To be done: Search the material for the string "name" and copy each line where it occurs.

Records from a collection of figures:
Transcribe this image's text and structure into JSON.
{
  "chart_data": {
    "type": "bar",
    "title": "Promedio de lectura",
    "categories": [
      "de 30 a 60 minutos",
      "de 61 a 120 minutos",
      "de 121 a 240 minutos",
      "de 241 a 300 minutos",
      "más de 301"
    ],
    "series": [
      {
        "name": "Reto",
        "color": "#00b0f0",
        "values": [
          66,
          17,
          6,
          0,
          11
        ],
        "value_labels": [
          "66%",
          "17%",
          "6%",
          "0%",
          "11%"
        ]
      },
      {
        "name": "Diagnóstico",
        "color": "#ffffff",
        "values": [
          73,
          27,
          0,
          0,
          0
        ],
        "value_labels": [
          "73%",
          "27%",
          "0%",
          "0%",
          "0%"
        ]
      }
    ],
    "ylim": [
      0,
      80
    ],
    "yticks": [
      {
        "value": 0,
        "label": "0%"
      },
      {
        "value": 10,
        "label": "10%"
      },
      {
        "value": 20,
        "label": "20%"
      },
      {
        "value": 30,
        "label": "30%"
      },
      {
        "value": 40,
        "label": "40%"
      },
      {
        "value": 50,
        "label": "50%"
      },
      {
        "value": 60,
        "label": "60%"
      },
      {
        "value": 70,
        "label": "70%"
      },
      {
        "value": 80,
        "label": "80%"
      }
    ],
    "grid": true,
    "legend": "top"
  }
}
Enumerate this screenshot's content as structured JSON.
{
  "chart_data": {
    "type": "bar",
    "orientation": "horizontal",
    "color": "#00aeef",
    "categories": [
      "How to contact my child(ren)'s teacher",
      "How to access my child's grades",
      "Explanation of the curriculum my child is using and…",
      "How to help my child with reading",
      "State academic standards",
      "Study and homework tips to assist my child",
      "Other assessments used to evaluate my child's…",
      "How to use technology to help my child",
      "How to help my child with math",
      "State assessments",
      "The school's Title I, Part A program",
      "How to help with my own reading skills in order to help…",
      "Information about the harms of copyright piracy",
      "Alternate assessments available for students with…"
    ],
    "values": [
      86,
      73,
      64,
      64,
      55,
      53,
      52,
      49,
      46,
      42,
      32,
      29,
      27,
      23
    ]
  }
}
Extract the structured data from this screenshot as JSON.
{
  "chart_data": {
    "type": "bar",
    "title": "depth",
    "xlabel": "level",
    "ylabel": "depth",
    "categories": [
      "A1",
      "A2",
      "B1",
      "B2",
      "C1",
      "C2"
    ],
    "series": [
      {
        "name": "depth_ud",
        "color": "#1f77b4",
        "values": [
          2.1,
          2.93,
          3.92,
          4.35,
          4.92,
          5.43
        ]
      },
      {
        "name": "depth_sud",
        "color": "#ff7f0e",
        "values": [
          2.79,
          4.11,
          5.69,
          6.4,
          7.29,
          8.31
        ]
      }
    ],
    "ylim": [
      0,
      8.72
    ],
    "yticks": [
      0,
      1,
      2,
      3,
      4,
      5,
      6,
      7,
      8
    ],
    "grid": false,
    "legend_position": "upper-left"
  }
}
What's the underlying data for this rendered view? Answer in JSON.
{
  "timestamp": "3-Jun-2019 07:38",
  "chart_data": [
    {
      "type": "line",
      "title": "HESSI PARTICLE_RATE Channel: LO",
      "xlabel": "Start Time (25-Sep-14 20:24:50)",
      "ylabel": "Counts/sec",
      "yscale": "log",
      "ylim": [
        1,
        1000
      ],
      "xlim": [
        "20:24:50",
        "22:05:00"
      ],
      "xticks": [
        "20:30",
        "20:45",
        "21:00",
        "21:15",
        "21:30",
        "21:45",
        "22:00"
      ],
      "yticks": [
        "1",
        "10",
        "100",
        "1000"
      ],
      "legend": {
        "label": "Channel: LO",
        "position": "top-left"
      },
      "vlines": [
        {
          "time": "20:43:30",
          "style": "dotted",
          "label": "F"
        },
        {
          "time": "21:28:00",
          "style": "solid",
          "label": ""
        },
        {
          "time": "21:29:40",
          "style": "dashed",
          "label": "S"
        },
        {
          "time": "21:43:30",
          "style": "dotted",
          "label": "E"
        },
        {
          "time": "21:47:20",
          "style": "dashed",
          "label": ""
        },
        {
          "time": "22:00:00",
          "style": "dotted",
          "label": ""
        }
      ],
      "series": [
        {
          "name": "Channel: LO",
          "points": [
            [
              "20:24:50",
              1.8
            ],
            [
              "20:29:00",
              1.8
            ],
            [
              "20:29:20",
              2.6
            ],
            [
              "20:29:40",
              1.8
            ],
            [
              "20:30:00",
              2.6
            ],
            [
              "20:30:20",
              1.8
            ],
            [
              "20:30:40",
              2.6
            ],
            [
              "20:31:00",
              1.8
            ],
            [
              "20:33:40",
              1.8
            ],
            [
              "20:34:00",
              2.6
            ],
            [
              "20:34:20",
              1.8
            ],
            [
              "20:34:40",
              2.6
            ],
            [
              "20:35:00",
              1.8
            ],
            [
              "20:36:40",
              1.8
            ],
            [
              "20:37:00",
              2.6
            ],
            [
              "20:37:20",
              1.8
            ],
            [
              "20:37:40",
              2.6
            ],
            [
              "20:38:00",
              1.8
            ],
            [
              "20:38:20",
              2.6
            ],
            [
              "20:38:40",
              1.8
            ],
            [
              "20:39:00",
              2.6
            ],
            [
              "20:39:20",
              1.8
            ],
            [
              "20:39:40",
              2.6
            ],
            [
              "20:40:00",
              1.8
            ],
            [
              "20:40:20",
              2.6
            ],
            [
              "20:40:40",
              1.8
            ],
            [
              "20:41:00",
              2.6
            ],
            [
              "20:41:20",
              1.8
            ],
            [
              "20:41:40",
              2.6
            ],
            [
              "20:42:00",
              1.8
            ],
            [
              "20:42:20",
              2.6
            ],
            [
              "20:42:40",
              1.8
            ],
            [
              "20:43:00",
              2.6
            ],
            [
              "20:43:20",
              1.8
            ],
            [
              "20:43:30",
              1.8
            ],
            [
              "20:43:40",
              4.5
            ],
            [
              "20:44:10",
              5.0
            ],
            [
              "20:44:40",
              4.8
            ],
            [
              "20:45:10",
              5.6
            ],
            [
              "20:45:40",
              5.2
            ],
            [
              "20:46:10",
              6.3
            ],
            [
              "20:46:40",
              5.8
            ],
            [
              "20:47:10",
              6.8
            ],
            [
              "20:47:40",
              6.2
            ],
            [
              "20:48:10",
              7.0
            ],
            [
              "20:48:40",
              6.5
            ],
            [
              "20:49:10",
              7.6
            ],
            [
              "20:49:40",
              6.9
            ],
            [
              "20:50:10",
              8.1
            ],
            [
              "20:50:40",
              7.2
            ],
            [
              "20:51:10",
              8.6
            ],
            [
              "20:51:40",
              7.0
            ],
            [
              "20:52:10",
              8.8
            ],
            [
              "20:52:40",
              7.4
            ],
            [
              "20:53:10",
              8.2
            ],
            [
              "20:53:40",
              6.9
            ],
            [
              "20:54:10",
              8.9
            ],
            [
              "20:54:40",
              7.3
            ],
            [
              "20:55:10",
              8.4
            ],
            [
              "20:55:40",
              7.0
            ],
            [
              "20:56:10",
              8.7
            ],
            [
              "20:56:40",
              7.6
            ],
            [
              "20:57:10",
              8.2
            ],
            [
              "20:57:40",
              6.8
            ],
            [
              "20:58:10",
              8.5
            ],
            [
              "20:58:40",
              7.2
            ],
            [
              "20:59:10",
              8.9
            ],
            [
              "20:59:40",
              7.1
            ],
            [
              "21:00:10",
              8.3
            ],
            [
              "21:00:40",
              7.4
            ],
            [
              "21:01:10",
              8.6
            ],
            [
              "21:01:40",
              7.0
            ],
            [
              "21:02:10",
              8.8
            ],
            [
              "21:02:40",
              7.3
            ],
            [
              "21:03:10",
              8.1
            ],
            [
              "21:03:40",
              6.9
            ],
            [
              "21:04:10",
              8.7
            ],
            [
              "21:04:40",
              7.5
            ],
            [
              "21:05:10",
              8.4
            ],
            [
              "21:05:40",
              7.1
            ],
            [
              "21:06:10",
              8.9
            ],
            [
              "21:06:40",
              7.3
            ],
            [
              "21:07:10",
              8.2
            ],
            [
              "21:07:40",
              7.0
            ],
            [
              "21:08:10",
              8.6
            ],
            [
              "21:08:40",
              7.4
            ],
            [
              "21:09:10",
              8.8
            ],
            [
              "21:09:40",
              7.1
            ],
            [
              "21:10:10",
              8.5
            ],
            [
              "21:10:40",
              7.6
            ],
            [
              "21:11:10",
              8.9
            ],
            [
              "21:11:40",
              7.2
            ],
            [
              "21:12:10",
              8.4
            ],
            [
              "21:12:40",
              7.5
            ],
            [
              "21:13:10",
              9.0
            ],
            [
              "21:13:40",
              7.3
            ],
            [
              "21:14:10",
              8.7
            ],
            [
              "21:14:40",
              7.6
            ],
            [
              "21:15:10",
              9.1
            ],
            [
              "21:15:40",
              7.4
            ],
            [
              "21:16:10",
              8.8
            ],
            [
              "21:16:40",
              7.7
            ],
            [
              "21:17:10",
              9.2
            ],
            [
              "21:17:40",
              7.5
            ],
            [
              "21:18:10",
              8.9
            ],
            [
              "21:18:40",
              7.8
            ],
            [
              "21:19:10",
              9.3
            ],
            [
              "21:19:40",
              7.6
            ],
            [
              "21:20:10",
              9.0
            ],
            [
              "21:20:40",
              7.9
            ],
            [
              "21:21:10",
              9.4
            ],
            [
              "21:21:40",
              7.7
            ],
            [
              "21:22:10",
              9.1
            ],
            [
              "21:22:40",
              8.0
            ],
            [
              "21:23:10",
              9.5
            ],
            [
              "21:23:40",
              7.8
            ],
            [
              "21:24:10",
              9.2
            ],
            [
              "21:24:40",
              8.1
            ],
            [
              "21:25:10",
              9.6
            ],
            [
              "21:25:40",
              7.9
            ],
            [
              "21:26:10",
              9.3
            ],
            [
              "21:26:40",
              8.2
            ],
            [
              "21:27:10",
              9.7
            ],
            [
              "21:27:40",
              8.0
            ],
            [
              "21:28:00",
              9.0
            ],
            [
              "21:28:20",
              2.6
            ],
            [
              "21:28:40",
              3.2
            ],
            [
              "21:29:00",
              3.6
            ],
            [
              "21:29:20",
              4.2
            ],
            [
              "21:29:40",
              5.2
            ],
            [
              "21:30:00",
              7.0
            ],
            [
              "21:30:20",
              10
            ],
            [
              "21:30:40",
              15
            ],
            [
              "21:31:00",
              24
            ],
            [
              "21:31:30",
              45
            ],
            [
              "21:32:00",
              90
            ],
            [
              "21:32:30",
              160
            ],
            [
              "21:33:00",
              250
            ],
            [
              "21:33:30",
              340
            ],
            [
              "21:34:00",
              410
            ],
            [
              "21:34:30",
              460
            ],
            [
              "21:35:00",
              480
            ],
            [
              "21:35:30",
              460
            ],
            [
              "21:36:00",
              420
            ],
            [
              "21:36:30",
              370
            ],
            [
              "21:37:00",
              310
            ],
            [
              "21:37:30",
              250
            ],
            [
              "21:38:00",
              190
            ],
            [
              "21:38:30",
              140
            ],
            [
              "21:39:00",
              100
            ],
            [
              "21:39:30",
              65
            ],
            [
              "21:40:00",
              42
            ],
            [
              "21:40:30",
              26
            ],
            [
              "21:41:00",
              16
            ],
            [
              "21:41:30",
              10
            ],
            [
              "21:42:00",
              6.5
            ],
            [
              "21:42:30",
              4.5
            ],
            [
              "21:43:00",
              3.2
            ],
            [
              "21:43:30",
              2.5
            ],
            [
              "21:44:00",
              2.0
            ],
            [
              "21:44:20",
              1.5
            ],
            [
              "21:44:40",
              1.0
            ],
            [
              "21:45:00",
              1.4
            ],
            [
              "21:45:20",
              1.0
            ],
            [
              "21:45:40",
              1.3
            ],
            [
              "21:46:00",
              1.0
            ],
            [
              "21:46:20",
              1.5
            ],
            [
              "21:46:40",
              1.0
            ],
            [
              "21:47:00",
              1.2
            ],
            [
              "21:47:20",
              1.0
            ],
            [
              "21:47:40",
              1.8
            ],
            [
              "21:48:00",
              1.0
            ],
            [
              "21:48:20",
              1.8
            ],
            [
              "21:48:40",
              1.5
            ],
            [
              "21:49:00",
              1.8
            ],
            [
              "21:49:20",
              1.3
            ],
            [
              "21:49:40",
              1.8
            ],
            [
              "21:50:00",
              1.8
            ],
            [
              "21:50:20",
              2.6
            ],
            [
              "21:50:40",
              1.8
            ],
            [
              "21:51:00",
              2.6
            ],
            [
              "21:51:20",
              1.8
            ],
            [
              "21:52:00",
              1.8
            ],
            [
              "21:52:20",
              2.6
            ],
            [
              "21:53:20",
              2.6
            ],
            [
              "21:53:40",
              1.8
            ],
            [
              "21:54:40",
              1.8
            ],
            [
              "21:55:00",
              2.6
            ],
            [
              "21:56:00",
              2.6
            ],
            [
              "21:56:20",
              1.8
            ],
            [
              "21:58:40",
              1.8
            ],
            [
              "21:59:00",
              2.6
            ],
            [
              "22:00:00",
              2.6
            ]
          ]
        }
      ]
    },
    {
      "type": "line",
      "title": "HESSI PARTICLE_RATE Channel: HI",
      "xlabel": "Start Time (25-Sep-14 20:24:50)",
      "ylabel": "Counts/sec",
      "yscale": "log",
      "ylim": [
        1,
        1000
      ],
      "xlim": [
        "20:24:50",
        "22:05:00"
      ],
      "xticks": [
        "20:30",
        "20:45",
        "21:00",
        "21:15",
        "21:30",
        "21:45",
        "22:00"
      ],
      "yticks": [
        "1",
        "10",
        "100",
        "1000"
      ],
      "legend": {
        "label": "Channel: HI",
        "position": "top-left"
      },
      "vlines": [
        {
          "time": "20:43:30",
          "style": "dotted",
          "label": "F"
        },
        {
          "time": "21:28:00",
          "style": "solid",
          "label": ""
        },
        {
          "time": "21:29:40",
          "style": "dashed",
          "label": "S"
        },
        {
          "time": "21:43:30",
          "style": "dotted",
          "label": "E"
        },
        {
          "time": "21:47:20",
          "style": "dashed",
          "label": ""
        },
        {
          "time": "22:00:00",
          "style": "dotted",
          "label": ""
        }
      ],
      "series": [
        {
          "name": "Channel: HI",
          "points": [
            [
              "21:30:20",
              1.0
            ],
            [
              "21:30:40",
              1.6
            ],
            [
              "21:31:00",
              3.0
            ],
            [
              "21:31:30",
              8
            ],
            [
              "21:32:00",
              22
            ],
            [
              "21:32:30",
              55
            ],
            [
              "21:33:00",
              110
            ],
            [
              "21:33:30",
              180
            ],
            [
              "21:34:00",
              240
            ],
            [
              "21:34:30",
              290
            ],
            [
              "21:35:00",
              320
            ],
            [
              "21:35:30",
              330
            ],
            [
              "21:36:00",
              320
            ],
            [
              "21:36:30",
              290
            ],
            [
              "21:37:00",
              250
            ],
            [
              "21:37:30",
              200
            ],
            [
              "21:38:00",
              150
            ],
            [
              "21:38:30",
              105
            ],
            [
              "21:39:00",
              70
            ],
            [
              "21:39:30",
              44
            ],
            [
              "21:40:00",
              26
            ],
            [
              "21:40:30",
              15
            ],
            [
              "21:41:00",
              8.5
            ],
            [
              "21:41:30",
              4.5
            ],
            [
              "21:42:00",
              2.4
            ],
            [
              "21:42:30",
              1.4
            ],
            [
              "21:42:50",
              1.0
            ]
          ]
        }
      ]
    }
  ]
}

Worked solution:
        "name": "Reto",
        "name": "Diagnóstico",
        "name": "depth_ud",
        "name": "depth_sud",
          "name": "Channel: LO",
          "name": "Channel: HI",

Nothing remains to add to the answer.